**INSTRUCTIONS FOR THE TASK:** For the entries that follow, tally the lines holding the string "Signals". Give the total and nothing else.
--- START EXTRACTED INFORMATION ---
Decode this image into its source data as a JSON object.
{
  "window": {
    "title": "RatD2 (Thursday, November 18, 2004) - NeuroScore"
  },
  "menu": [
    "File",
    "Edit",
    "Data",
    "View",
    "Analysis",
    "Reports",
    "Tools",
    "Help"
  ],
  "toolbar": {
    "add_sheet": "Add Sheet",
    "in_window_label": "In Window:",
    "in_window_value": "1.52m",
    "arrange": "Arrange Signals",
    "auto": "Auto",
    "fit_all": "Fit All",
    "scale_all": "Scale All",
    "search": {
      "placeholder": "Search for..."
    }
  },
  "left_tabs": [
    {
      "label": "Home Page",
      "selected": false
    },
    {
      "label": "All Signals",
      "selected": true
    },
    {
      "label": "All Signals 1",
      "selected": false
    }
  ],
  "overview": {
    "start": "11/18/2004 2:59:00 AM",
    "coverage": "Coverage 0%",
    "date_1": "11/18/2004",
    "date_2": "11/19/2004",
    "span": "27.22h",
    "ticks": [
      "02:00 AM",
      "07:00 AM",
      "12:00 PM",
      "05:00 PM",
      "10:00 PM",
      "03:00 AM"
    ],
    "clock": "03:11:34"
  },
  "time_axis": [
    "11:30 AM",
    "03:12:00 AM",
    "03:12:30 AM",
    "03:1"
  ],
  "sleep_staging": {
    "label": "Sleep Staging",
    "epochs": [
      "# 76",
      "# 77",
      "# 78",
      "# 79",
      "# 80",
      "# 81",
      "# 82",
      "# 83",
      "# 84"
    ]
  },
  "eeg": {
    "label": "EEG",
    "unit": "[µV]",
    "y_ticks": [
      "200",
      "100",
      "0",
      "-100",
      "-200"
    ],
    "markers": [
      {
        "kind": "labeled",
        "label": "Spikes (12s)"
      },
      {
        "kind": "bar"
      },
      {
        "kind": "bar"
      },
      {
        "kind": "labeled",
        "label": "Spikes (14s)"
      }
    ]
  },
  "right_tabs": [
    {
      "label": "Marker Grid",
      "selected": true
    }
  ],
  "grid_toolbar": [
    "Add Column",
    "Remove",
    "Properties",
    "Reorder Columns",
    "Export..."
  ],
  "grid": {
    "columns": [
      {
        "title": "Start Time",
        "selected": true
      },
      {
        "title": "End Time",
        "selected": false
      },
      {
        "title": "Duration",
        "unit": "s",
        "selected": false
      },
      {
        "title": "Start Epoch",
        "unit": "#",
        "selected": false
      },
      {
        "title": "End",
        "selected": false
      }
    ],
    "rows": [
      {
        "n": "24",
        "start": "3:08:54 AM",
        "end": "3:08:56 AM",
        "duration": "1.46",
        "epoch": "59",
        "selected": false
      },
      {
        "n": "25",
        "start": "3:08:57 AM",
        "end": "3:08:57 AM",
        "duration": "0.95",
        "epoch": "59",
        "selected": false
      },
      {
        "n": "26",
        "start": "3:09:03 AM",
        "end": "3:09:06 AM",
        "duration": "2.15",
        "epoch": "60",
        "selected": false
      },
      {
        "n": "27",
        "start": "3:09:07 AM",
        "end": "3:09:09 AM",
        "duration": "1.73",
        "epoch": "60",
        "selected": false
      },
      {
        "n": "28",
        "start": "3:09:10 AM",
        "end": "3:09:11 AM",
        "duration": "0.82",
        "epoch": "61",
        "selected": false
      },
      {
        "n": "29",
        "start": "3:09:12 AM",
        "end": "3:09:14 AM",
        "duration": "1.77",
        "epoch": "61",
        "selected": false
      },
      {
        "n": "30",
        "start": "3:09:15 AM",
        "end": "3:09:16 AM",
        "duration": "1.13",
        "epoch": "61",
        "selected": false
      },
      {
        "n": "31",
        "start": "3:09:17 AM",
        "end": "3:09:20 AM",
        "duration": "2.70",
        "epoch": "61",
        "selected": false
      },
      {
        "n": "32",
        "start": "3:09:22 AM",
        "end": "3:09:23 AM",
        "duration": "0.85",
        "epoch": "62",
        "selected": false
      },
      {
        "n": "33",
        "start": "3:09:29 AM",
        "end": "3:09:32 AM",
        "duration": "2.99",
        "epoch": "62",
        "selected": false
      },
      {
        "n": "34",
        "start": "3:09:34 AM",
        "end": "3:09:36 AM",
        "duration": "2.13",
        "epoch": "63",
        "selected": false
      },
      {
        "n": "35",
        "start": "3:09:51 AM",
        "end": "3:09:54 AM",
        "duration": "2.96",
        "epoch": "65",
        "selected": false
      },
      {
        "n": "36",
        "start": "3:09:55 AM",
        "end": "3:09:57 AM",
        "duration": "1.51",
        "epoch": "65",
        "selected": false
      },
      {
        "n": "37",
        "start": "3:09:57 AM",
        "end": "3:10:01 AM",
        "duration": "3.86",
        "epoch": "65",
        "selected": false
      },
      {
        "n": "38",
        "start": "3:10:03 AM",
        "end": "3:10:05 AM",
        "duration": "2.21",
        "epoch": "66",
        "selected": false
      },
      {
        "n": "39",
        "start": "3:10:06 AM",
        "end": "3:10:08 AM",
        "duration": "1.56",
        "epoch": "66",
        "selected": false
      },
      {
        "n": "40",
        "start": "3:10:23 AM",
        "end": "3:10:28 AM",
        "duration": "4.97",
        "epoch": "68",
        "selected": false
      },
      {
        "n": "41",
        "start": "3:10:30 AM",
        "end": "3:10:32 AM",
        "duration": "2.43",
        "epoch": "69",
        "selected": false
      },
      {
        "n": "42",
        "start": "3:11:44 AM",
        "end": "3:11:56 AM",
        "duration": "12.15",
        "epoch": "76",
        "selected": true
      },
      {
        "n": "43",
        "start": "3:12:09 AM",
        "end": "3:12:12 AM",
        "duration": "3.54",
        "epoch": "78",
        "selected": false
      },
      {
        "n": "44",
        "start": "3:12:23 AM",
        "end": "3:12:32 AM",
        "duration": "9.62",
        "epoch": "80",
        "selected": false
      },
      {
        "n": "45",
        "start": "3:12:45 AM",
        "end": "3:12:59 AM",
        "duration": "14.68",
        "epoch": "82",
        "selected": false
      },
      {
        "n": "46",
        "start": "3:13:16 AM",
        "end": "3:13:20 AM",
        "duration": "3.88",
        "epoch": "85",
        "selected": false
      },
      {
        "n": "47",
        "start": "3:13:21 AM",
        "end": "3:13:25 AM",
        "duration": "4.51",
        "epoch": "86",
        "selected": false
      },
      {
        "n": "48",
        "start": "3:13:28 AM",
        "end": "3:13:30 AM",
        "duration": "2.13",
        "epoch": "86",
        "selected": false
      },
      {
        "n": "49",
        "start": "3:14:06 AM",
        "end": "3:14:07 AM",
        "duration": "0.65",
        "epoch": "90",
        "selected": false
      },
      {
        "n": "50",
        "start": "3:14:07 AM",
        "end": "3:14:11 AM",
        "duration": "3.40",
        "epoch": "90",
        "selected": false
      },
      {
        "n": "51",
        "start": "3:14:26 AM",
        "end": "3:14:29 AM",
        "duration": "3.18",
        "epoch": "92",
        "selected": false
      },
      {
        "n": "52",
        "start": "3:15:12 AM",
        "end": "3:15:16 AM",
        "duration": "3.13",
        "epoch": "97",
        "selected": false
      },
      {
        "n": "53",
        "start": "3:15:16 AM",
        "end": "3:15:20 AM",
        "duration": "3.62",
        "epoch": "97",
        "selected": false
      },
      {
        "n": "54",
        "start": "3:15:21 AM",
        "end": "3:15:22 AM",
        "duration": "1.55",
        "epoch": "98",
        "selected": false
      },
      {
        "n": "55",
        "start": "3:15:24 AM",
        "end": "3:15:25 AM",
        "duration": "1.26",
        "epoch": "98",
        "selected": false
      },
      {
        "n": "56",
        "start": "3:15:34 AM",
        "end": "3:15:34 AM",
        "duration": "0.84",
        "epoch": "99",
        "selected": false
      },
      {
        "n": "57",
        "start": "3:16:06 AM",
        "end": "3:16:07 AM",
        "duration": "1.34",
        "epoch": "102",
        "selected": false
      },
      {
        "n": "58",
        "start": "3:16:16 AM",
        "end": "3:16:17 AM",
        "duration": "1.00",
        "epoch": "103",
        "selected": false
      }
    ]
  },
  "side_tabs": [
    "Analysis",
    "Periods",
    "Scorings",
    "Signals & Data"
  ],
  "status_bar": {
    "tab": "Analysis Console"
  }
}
--- END EXTRACTED INFORMATION ---
**RESPONSE:** 4